STATED EXERCISE: Transcribe word for word the lines spanning the line with "Give me the" through the end of the records.

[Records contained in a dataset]
_ _ _

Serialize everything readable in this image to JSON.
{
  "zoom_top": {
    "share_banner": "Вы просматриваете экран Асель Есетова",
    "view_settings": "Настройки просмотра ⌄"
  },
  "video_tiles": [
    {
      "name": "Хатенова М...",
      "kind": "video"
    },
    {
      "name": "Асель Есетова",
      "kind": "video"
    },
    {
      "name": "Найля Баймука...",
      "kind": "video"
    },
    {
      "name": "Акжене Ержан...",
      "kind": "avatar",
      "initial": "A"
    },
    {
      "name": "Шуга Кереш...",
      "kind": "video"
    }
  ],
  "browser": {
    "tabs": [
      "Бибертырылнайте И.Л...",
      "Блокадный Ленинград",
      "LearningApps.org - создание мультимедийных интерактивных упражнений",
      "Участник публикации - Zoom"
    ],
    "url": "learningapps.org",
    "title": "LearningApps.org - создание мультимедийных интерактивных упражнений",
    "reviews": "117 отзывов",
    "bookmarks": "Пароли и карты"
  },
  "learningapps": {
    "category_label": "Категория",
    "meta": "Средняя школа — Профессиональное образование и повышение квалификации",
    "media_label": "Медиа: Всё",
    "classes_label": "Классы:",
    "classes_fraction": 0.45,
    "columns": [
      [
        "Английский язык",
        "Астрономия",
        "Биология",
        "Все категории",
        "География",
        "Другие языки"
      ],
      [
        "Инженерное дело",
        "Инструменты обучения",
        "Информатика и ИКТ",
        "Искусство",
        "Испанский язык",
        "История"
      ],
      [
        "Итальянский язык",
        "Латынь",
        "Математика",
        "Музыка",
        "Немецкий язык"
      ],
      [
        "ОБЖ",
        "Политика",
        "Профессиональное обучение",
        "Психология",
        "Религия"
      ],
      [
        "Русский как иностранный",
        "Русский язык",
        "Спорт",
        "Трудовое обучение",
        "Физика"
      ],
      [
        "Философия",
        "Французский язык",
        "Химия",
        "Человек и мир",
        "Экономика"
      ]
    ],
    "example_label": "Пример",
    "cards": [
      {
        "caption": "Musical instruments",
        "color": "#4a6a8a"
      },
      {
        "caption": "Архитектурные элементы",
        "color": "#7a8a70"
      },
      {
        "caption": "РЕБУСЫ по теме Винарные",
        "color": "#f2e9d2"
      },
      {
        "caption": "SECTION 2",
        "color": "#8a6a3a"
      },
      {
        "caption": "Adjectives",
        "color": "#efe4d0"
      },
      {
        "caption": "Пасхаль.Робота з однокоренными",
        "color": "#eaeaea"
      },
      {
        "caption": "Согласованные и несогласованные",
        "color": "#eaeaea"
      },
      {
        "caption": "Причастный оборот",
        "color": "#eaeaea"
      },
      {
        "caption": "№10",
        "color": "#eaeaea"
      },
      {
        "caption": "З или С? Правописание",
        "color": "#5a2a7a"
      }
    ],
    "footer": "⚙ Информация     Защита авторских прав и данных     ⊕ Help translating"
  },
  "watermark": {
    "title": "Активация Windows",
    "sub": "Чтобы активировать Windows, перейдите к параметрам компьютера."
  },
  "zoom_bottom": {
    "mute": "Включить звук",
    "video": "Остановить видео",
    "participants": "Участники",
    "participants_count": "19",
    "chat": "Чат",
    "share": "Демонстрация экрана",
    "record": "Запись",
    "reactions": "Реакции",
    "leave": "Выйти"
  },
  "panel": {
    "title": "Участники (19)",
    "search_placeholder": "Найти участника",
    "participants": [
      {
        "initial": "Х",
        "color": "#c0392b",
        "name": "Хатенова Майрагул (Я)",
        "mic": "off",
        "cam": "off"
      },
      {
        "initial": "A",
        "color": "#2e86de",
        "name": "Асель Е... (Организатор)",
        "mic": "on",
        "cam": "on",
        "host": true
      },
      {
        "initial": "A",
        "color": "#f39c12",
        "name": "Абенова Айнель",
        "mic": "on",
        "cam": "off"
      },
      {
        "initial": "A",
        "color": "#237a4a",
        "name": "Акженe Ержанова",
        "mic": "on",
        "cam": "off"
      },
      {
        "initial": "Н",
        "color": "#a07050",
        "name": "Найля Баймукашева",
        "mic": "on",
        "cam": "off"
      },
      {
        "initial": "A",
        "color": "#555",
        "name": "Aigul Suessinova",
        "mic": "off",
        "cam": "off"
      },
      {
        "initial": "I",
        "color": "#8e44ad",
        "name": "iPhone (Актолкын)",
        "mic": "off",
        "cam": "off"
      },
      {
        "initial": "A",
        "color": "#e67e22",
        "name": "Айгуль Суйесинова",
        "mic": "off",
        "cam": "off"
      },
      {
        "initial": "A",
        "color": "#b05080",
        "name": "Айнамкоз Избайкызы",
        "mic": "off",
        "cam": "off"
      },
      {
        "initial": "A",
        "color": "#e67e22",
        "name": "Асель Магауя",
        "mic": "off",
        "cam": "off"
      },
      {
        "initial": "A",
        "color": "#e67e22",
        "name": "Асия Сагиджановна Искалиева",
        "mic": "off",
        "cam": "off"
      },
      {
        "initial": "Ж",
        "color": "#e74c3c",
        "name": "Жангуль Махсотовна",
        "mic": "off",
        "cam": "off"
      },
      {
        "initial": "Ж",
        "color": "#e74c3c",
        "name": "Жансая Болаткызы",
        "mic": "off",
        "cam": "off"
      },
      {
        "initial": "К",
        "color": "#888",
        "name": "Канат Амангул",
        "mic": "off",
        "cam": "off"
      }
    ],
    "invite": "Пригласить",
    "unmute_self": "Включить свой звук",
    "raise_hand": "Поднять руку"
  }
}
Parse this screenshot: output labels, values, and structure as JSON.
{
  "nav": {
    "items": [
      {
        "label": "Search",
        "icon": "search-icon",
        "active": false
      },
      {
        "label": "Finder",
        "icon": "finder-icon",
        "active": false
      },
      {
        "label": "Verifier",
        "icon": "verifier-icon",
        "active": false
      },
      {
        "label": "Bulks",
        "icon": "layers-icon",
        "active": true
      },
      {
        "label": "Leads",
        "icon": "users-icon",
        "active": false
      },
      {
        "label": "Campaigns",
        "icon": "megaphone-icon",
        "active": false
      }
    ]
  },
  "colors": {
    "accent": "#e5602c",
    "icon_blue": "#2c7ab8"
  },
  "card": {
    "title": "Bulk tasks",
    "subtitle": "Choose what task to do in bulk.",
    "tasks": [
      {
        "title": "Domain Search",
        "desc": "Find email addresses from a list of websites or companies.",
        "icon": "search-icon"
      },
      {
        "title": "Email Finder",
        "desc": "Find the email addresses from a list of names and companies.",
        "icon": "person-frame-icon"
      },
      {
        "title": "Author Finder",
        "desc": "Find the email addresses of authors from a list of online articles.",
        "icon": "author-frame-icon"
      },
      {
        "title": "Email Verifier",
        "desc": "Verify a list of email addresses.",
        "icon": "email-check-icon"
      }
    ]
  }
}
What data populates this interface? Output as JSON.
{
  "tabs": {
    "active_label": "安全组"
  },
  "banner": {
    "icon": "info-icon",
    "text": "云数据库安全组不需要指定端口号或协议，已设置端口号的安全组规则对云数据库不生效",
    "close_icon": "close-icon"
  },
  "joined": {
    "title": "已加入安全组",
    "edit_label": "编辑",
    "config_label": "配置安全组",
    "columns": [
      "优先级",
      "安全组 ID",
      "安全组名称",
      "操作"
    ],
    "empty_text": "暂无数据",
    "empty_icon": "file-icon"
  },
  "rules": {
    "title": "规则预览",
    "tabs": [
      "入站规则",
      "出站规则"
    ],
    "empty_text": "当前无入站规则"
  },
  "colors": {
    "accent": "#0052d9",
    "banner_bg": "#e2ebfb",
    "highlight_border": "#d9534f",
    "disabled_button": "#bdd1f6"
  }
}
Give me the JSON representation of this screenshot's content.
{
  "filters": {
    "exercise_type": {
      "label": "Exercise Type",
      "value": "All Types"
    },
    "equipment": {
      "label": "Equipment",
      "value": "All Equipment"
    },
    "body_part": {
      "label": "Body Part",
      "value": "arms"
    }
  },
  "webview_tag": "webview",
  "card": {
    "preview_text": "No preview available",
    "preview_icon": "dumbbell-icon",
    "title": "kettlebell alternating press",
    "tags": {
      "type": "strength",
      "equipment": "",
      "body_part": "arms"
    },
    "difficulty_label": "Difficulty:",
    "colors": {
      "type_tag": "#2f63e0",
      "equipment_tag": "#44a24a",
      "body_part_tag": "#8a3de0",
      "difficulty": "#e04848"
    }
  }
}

_ _ _

ANSWER BELOW:
Give me the JSON representation of this screenshot's content.
{
  "filters": {
    "exercise_type": {
      "label": "Exercise Type",
      "value": "All Types"
    },
    "equipment": {
      "label": "Equipment",
      "value": "All Equipment"
    },
    "body_part": {
      "label": "Body Part",
      "value": "arms"
    }
  },
  "webview_tag": "webview",
  "card": {
    "preview_text": "No preview available",
    "preview_icon": "dumbbell-icon",
    "title": "kettlebell alternating press",
    "tags": {
      "type": "strength",
      "equipment": "",
      "body_part": "arms"
    },
    "difficulty_label": "Difficulty:",
    "colors": {
      "type_tag": "#2f63e0",
      "equipment_tag": "#44a24a",
      "body_part_tag": "#8a3de0",
      "difficulty": "#e04848"
    }
  }
}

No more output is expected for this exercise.